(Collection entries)

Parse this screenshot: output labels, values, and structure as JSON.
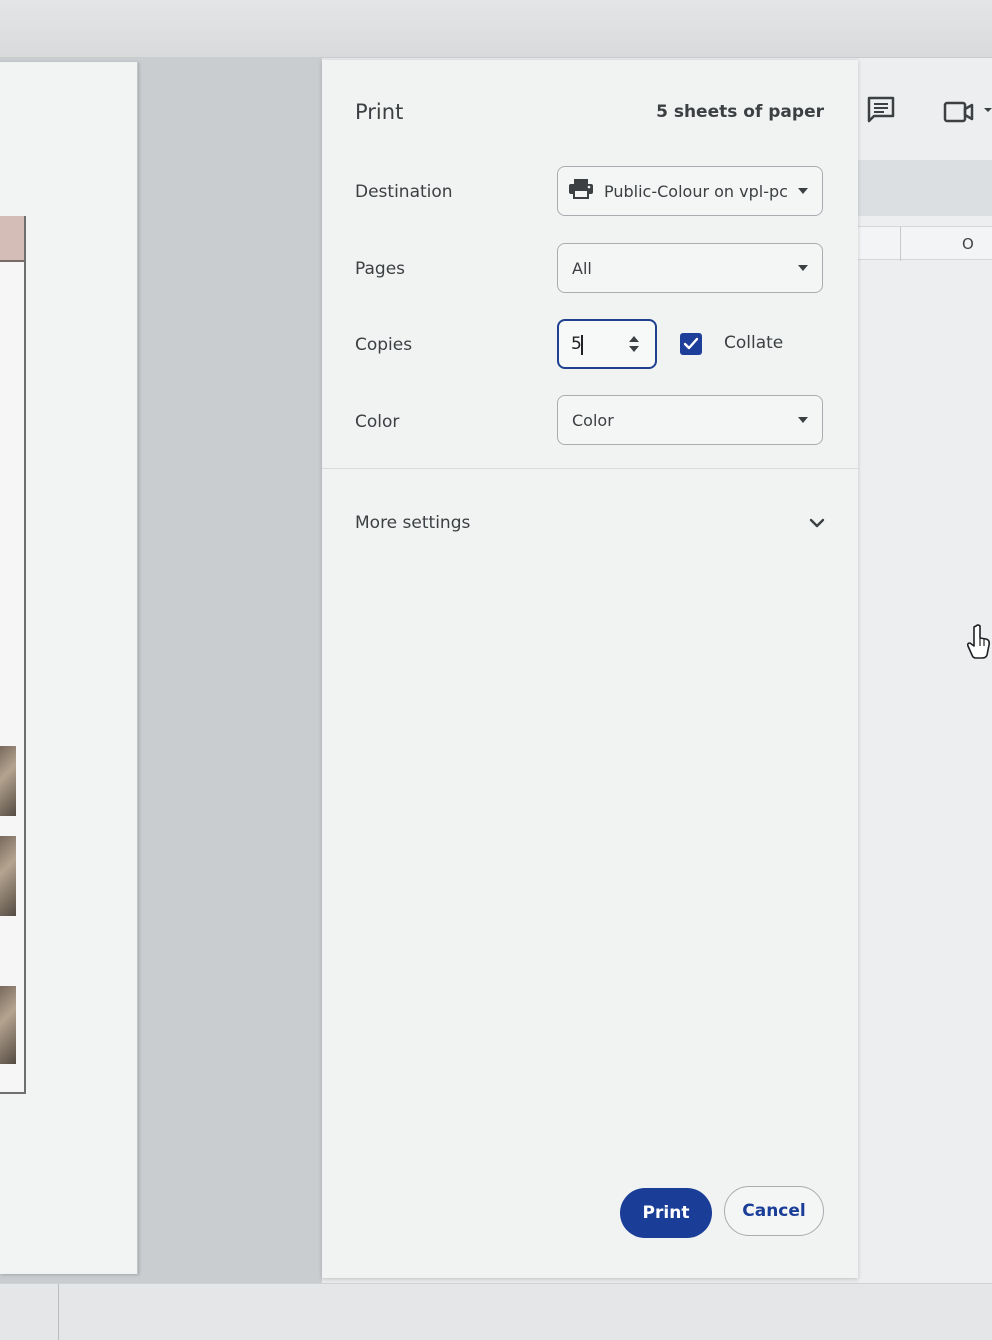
{
  "dialog": {
    "title": "Print",
    "sheet_count": "5 sheets of paper",
    "destination": {
      "label": "Destination",
      "value": "Public-Colour on vpl-pc",
      "icon": "printer-icon"
    },
    "pages": {
      "label": "Pages",
      "value": "All"
    },
    "copies": {
      "label": "Copies",
      "value": "5",
      "collate_label": "Collate",
      "collate_checked": true
    },
    "color": {
      "label": "Color",
      "value": "Color"
    },
    "more_settings_label": "More settings",
    "print_label": "Print",
    "cancel_label": "Cancel",
    "accent_color": "#1a3d98"
  },
  "background": {
    "column_label": "O",
    "icons": [
      "comment-icon",
      "camera-icon",
      "hand-cursor-icon"
    ]
  }
}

__PROBLEM DETAILS__: Copy out the listing exactly as it stands, but not the pictures.

__EXERCISE OUTPUT__:
Parse this screenshot: output labels, values, and structure as JSON.
{
  "dialog": {
    "title": "Print",
    "sheet_count": "5 sheets of paper",
    "destination": {
      "label": "Destination",
      "value": "Public-Colour on vpl-pc",
      "icon": "printer-icon"
    },
    "pages": {
      "label": "Pages",
      "value": "All"
    },
    "copies": {
      "label": "Copies",
      "value": "5",
      "collate_label": "Collate",
      "collate_checked": true
    },
    "color": {
      "label": "Color",
      "value": "Color"
    },
    "more_settings_label": "More settings",
    "print_label": "Print",
    "cancel_label": "Cancel",
    "accent_color": "#1a3d98"
  },
  "background": {
    "column_label": "O",
    "icons": [
      "comment-icon",
      "camera-icon",
      "hand-cursor-icon"
    ]
  }
}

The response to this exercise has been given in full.